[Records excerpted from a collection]
********
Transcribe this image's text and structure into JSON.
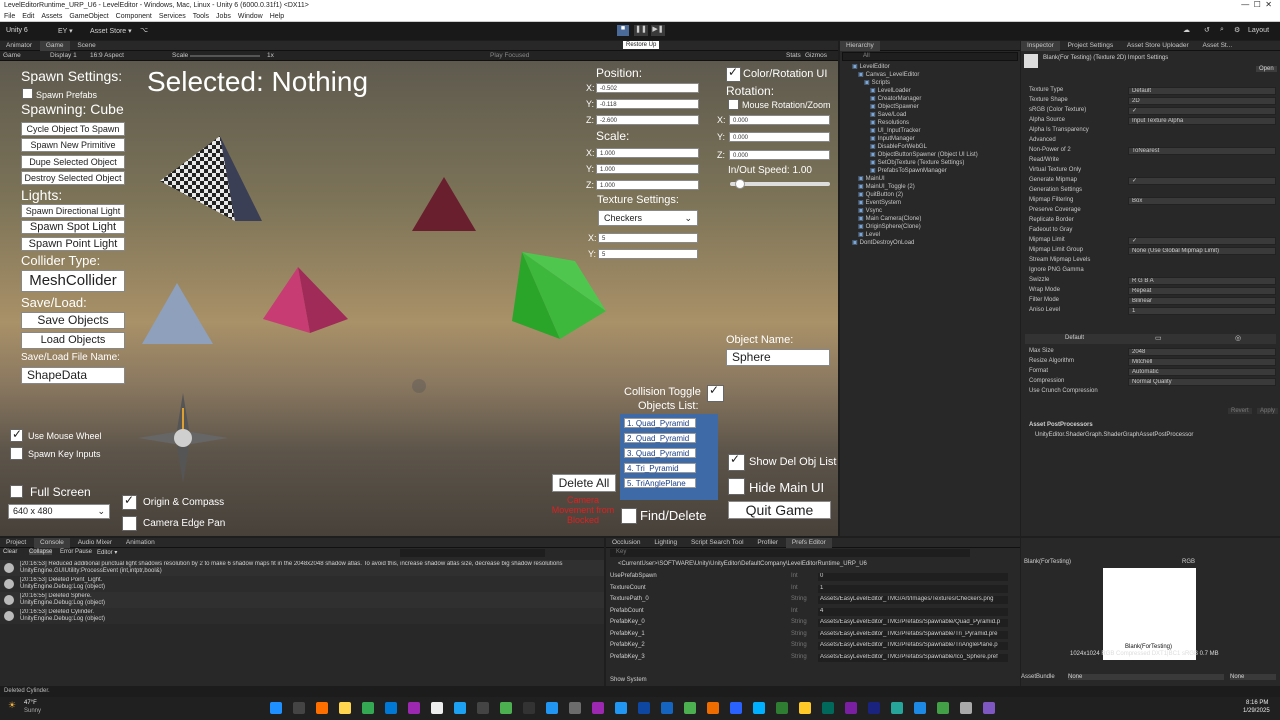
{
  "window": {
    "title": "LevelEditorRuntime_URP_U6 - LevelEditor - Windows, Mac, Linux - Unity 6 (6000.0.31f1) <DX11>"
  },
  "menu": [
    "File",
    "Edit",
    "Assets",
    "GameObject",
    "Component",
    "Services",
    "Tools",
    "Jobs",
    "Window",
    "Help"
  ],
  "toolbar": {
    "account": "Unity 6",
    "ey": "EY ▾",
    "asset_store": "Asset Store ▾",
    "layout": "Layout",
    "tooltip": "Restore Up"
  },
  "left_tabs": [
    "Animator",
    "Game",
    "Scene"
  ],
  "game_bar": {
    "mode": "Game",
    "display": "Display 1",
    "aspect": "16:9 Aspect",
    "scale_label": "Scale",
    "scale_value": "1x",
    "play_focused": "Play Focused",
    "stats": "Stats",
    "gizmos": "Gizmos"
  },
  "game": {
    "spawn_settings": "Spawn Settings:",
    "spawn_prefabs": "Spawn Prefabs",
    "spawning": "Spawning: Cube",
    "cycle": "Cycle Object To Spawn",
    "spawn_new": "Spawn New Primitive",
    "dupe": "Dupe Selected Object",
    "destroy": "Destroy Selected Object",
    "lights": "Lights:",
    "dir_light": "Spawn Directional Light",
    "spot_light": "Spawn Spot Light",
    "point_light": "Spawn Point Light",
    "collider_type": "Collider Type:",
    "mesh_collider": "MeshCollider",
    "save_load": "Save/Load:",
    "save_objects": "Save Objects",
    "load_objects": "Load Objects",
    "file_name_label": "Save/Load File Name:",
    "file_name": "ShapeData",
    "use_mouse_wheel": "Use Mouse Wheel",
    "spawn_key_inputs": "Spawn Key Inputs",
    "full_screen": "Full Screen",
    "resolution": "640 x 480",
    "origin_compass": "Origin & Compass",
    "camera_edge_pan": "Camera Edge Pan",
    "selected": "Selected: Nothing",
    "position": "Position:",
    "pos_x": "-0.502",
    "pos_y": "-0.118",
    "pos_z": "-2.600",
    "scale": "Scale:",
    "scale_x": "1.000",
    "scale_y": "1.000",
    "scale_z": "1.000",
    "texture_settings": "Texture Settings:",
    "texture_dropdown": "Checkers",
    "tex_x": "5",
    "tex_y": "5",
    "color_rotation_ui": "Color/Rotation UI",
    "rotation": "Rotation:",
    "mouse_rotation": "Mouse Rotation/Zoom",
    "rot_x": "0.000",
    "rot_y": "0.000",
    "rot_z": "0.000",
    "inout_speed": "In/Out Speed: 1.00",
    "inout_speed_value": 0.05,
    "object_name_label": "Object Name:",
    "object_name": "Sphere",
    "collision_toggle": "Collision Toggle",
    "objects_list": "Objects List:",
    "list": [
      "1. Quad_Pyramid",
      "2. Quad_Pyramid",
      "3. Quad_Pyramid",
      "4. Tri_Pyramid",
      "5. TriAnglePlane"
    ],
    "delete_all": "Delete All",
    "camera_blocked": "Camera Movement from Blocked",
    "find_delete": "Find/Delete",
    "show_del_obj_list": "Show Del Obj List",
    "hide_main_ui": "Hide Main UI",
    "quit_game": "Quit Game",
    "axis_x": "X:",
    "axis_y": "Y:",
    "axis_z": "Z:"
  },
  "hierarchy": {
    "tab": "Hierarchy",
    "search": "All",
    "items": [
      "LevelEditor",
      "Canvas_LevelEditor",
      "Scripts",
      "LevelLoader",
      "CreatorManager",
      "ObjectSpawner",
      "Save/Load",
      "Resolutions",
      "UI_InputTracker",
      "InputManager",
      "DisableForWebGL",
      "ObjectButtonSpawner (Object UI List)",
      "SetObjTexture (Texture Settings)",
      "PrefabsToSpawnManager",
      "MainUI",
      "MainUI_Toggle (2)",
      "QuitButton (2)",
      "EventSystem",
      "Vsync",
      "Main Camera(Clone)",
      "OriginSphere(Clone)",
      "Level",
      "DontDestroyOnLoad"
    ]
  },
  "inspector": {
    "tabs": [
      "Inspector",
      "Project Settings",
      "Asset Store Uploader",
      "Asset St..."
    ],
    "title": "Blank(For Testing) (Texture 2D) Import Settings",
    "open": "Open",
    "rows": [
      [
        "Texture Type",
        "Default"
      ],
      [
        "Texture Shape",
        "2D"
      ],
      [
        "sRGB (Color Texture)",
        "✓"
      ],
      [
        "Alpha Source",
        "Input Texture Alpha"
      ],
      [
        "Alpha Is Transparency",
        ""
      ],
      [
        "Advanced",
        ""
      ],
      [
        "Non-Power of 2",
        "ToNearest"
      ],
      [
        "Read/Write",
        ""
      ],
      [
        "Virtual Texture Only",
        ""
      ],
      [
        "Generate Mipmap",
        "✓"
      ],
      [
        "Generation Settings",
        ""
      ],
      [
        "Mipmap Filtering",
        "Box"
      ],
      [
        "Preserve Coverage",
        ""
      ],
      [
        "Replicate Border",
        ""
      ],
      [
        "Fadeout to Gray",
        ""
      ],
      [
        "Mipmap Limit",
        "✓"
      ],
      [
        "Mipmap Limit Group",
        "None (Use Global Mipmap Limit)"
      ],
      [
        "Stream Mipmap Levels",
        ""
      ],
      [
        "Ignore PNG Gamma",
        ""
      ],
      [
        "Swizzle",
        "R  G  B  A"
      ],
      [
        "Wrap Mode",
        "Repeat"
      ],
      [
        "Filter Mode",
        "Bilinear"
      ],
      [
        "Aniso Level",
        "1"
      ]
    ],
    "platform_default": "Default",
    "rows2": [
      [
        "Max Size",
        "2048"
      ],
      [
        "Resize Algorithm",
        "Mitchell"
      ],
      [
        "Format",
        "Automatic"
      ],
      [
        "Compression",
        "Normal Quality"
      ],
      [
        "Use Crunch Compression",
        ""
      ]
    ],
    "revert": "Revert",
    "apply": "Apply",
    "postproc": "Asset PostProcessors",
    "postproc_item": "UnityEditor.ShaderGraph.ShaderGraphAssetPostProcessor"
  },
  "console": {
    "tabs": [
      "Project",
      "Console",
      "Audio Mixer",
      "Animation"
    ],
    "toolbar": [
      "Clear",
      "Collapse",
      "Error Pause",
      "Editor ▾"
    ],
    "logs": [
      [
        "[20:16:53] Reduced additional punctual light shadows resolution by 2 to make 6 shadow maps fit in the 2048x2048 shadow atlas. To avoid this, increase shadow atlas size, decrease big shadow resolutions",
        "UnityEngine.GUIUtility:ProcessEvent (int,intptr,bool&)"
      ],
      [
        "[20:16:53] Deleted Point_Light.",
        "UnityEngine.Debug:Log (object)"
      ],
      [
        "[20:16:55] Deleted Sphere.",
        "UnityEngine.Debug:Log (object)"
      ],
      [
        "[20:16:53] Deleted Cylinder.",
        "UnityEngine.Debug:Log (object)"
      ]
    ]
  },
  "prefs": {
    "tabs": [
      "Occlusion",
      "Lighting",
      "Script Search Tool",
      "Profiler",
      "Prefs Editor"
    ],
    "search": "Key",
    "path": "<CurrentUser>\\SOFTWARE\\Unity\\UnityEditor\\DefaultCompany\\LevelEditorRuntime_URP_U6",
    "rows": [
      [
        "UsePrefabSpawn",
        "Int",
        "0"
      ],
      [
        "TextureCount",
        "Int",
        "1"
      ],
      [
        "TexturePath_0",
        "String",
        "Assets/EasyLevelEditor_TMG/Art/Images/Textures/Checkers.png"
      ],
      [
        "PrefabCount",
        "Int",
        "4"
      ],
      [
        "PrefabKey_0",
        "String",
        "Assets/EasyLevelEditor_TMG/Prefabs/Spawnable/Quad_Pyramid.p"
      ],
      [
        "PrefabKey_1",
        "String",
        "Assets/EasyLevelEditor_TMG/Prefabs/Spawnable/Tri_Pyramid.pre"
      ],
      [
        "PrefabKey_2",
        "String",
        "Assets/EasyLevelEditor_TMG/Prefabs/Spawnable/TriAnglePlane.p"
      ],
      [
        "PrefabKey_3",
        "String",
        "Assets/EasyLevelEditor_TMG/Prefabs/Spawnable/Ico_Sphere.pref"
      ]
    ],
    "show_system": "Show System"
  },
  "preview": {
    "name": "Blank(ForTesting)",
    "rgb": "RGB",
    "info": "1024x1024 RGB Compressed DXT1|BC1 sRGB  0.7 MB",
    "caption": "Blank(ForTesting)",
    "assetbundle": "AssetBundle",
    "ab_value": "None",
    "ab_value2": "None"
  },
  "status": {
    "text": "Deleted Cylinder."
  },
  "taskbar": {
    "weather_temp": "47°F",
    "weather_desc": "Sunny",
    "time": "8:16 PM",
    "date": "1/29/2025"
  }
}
********
- The exercise: Using the records above, copy each line that contains "Type".

- Response:
    "collider_type": "Collider Type:",
        "Texture Type",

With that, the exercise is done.